Omit the images, then print each record below exactly as it reads.

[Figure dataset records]
>> BEGIN
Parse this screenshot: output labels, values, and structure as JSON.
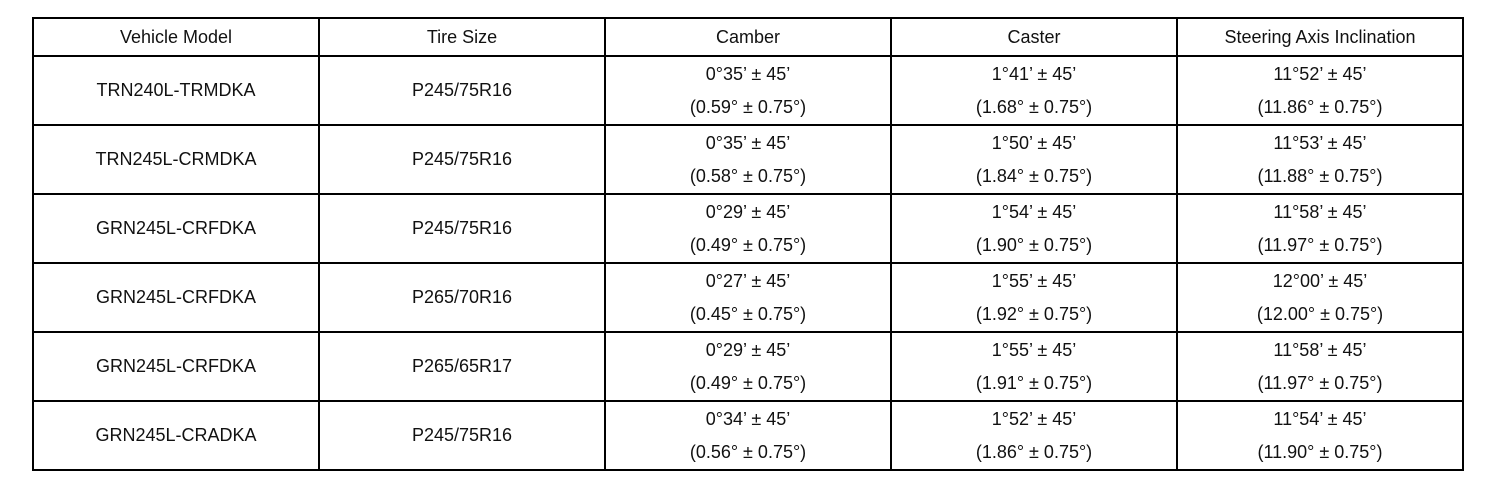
{
  "table": {
    "header": [
      "Vehicle Model",
      "Tire Size",
      "Camber",
      "Caster",
      "Steering Axis Inclination"
    ],
    "rows": [
      [
        "TRN240L-TRMDKA",
        "P245/75R16",
        [
          "0°35’ ± 45’",
          "(0.59° ± 0.75°)"
        ],
        [
          "1°41’ ± 45’",
          "(1.68° ± 0.75°)"
        ],
        [
          "11°52’ ± 45’",
          "(11.86° ± 0.75°)"
        ]
      ],
      [
        "TRN245L-CRMDKA",
        "P245/75R16",
        [
          "0°35’ ± 45’",
          "(0.58° ± 0.75°)"
        ],
        [
          "1°50’ ± 45’",
          "(1.84° ± 0.75°)"
        ],
        [
          "11°53’ ± 45’",
          "(11.88° ± 0.75°)"
        ]
      ],
      [
        "GRN245L-CRFDKA",
        "P245/75R16",
        [
          "0°29’ ± 45’",
          "(0.49° ± 0.75°)"
        ],
        [
          "1°54’ ± 45’",
          "(1.90° ± 0.75°)"
        ],
        [
          "11°58’ ± 45’",
          "(11.97° ± 0.75°)"
        ]
      ],
      [
        "GRN245L-CRFDKA",
        "P265/70R16",
        [
          "0°27’ ± 45’",
          "(0.45° ± 0.75°)"
        ],
        [
          "1°55’ ± 45’",
          "(1.92° ± 0.75°)"
        ],
        [
          "12°00’ ± 45’",
          "(12.00° ± 0.75°)"
        ]
      ],
      [
        "GRN245L-CRFDKA",
        "P265/65R17",
        [
          "0°29’ ± 45’",
          "(0.49° ± 0.75°)"
        ],
        [
          "1°55’ ± 45’",
          "(1.91° ± 0.75°)"
        ],
        [
          "11°58’ ± 45’",
          "(11.97° ± 0.75°)"
        ]
      ],
      [
        "GRN245L-CRADKA",
        "P245/75R16",
        [
          "0°34’ ± 45’",
          "(0.56° ± 0.75°)"
        ],
        [
          "1°52’ ± 45’",
          "(1.86° ± 0.75°)"
        ],
        [
          "11°54’ ± 45’",
          "(11.90° ± 0.75°)"
        ]
      ]
    ]
  }
}
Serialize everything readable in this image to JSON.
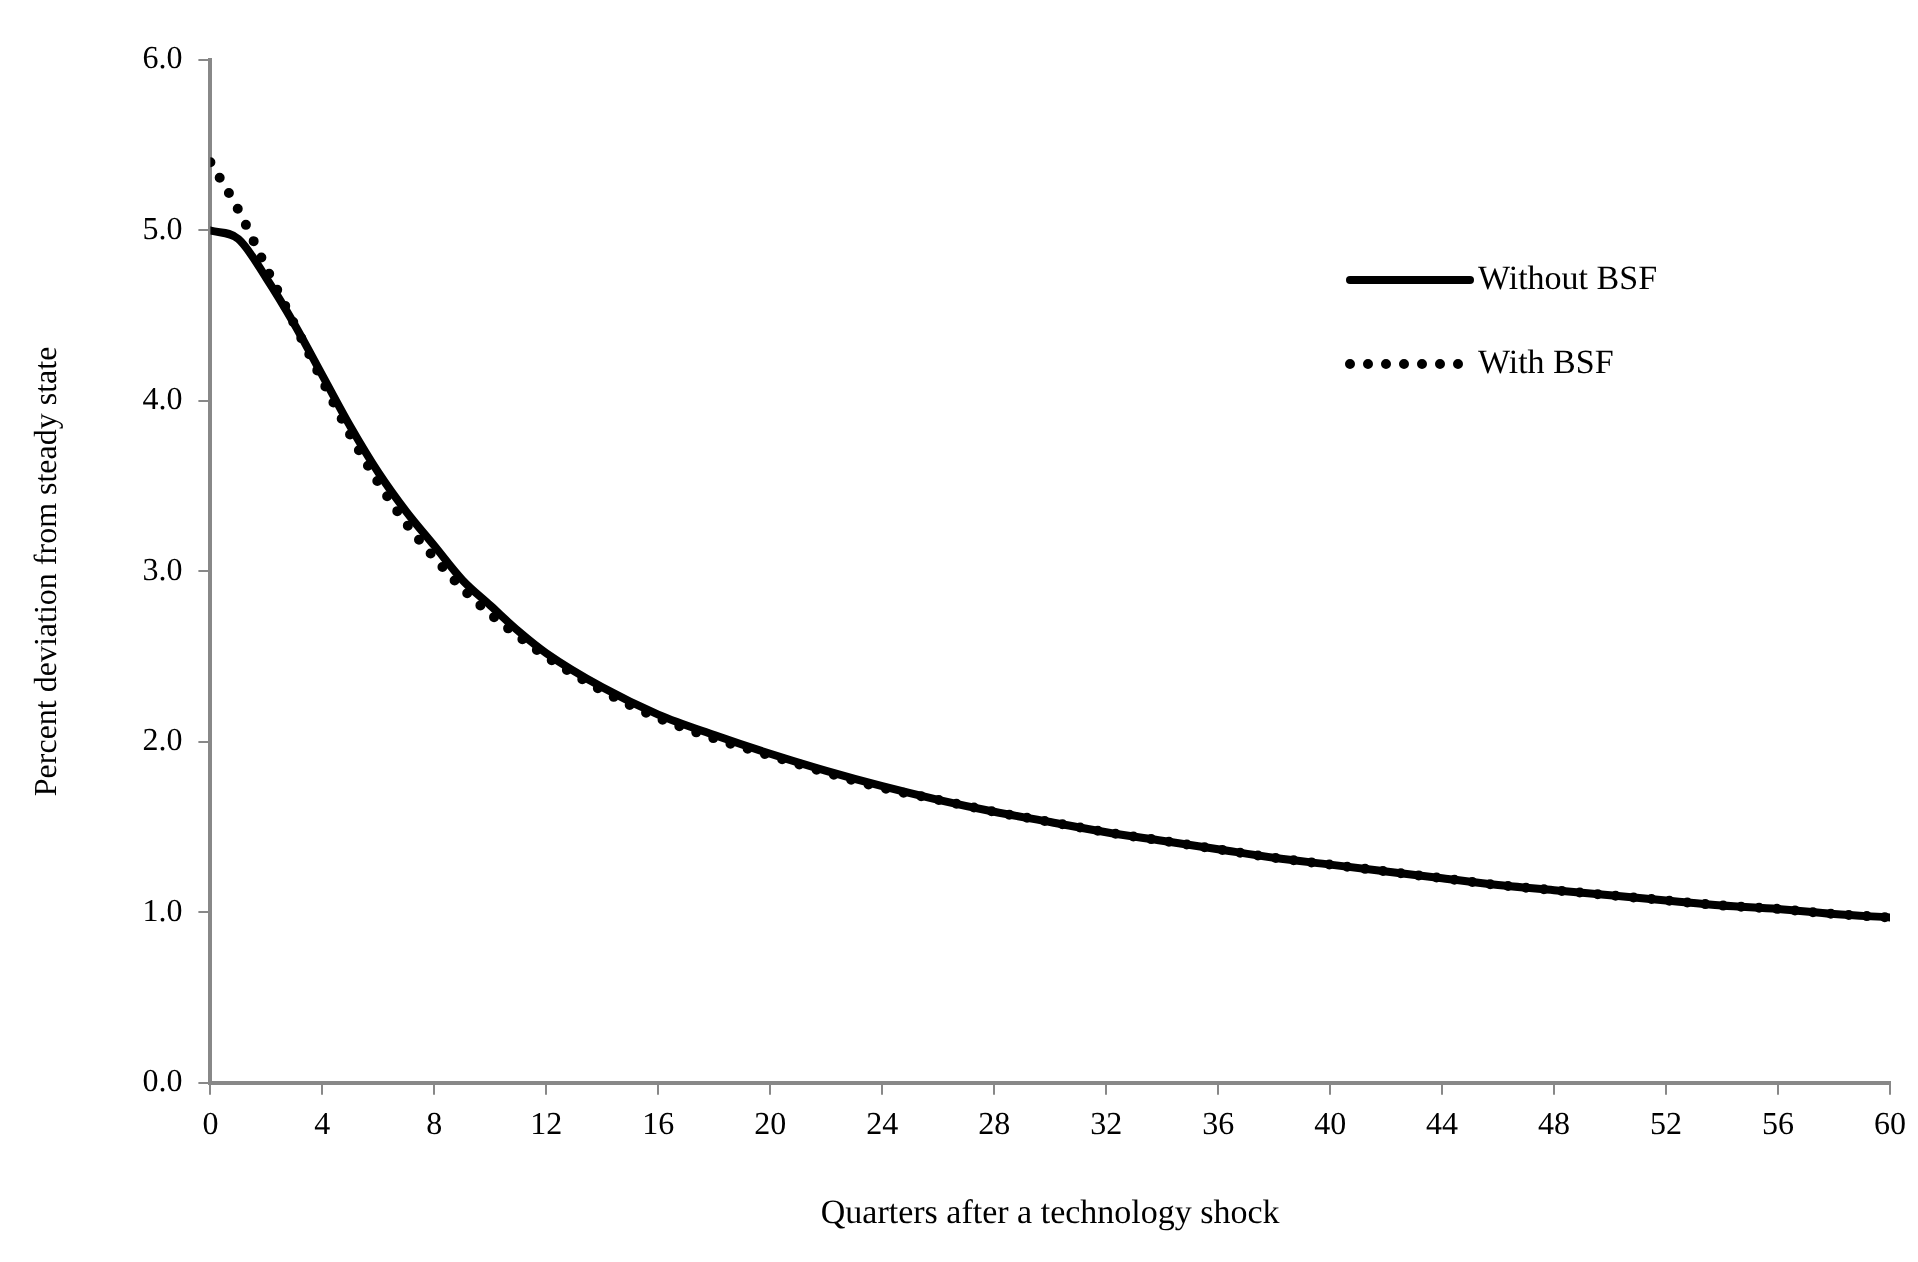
{
  "chart_data": {
    "type": "line",
    "xlabel": "Quarters after a technology shock",
    "ylabel": "Percent deviation from steady state",
    "x": [
      0,
      1,
      2,
      3,
      4,
      5,
      6,
      7,
      8,
      9,
      10,
      11,
      12,
      14,
      16,
      18,
      20,
      22,
      24,
      26,
      28,
      30,
      32,
      34,
      36,
      38,
      40,
      42,
      44,
      46,
      48,
      50,
      52,
      54,
      56,
      58,
      60
    ],
    "series": [
      {
        "name": "Without BSF",
        "color": "#000000",
        "line_style": "solid",
        "values": [
          5.0,
          4.95,
          4.72,
          4.45,
          4.15,
          3.85,
          3.58,
          3.35,
          3.15,
          2.95,
          2.8,
          2.65,
          2.52,
          2.32,
          2.16,
          2.04,
          1.93,
          1.83,
          1.74,
          1.66,
          1.59,
          1.53,
          1.47,
          1.42,
          1.37,
          1.32,
          1.28,
          1.24,
          1.2,
          1.16,
          1.13,
          1.1,
          1.07,
          1.04,
          1.02,
          0.99,
          0.97
        ]
      },
      {
        "name": "With BSF",
        "color": "#000000",
        "line_style": "dotted",
        "values": [
          5.4,
          5.12,
          4.78,
          4.45,
          4.12,
          3.8,
          3.52,
          3.28,
          3.08,
          2.9,
          2.75,
          2.62,
          2.5,
          2.3,
          2.14,
          2.02,
          1.92,
          1.82,
          1.73,
          1.66,
          1.59,
          1.53,
          1.47,
          1.42,
          1.37,
          1.32,
          1.28,
          1.24,
          1.2,
          1.16,
          1.13,
          1.1,
          1.07,
          1.04,
          1.02,
          0.99,
          0.97
        ]
      }
    ],
    "xlim": [
      0,
      60
    ],
    "xticks": [
      0,
      4,
      8,
      12,
      16,
      20,
      24,
      28,
      32,
      36,
      40,
      44,
      48,
      52,
      56,
      60
    ],
    "ylim": [
      0,
      6
    ],
    "yticks": [
      {
        "value": 0,
        "label": "0.0"
      },
      {
        "value": 1,
        "label": "1.0"
      },
      {
        "value": 2,
        "label": "2.0"
      },
      {
        "value": 3,
        "label": "3.0"
      },
      {
        "value": 4,
        "label": "4.0"
      },
      {
        "value": 5,
        "label": "5.0"
      },
      {
        "value": 6,
        "label": "6.0"
      }
    ],
    "grid": false,
    "legend": "top right",
    "marker": "none"
  }
}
>> END
**ANSWER TO THIS PROBLEM:**
Parse this screenshot: output labels, values, and structure as JSON.
{
  "table": {
    "header": [
      "Vehicle Model",
      "Tire Size",
      "Camber",
      "Caster",
      "Steering Axis Inclination"
    ],
    "rows": [
      [
        "TRN240L-TRMDKA",
        "P245/75R16",
        [
          "0°35’ ± 45’",
          "(0.59° ± 0.75°)"
        ],
        [
          "1°41’ ± 45’",
          "(1.68° ± 0.75°)"
        ],
        [
          "11°52’ ± 45’",
          "(11.86° ± 0.75°)"
        ]
      ],
      [
        "TRN245L-CRMDKA",
        "P245/75R16",
        [
          "0°35’ ± 45’",
          "(0.58° ± 0.75°)"
        ],
        [
          "1°50’ ± 45’",
          "(1.84° ± 0.75°)"
        ],
        [
          "11°53’ ± 45’",
          "(11.88° ± 0.75°)"
        ]
      ],
      [
        "GRN245L-CRFDKA",
        "P245/75R16",
        [
          "0°29’ ± 45’",
          "(0.49° ± 0.75°)"
        ],
        [
          "1°54’ ± 45’",
          "(1.90° ± 0.75°)"
        ],
        [
          "11°58’ ± 45’",
          "(11.97° ± 0.75°)"
        ]
      ],
      [
        "GRN245L-CRFDKA",
        "P265/70R16",
        [
          "0°27’ ± 45’",
          "(0.45° ± 0.75°)"
        ],
        [
          "1°55’ ± 45’",
          "(1.92° ± 0.75°)"
        ],
        [
          "12°00’ ± 45’",
          "(12.00° ± 0.75°)"
        ]
      ],
      [
        "GRN245L-CRFDKA",
        "P265/65R17",
        [
          "0°29’ ± 45’",
          "(0.49° ± 0.75°)"
        ],
        [
          "1°55’ ± 45’",
          "(1.91° ± 0.75°)"
        ],
        [
          "11°58’ ± 45’",
          "(11.97° ± 0.75°)"
        ]
      ],
      [
        "GRN245L-CRADKA",
        "P245/75R16",
        [
          "0°34’ ± 45’",
          "(0.56° ± 0.75°)"
        ],
        [
          "1°52’ ± 45’",
          "(1.86° ± 0.75°)"
        ],
        [
          "11°54’ ± 45’",
          "(11.90° ± 0.75°)"
        ]
      ]
    ]
  }
}
Serialize everything readable in this image to JSON.
{
  "chart_data": {
    "type": "line",
    "xlabel": "Quarters after a technology shock",
    "ylabel": "Percent deviation from steady state",
    "x": [
      0,
      1,
      2,
      3,
      4,
      5,
      6,
      7,
      8,
      9,
      10,
      11,
      12,
      14,
      16,
      18,
      20,
      22,
      24,
      26,
      28,
      30,
      32,
      34,
      36,
      38,
      40,
      42,
      44,
      46,
      48,
      50,
      52,
      54,
      56,
      58,
      60
    ],
    "series": [
      {
        "name": "Without BSF",
        "color": "#000000",
        "line_style": "solid",
        "values": [
          5.0,
          4.95,
          4.72,
          4.45,
          4.15,
          3.85,
          3.58,
          3.35,
          3.15,
          2.95,
          2.8,
          2.65,
          2.52,
          2.32,
          2.16,
          2.04,
          1.93,
          1.83,
          1.74,
          1.66,
          1.59,
          1.53,
          1.47,
          1.42,
          1.37,
          1.32,
          1.28,
          1.24,
          1.2,
          1.16,
          1.13,
          1.1,
          1.07,
          1.04,
          1.02,
          0.99,
          0.97
        ]
      },
      {
        "name": "With BSF",
        "color": "#000000",
        "line_style": "dotted",
        "values": [
          5.4,
          5.12,
          4.78,
          4.45,
          4.12,
          3.8,
          3.52,
          3.28,
          3.08,
          2.9,
          2.75,
          2.62,
          2.5,
          2.3,
          2.14,
          2.02,
          1.92,
          1.82,
          1.73,
          1.66,
          1.59,
          1.53,
          1.47,
          1.42,
          1.37,
          1.32,
          1.28,
          1.24,
          1.2,
          1.16,
          1.13,
          1.1,
          1.07,
          1.04,
          1.02,
          0.99,
          0.97
        ]
      }
    ],
    "xlim": [
      0,
      60
    ],
    "xticks": [
      0,
      4,
      8,
      12,
      16,
      20,
      24,
      28,
      32,
      36,
      40,
      44,
      48,
      52,
      56,
      60
    ],
    "ylim": [
      0,
      6
    ],
    "yticks": [
      {
        "value": 0,
        "label": "0.0"
      },
      {
        "value": 1,
        "label": "1.0"
      },
      {
        "value": 2,
        "label": "2.0"
      },
      {
        "value": 3,
        "label": "3.0"
      },
      {
        "value": 4,
        "label": "4.0"
      },
      {
        "value": 5,
        "label": "5.0"
      },
      {
        "value": 6,
        "label": "6.0"
      }
    ],
    "grid": false,
    "legend": "top right",
    "marker": "none"
  }
}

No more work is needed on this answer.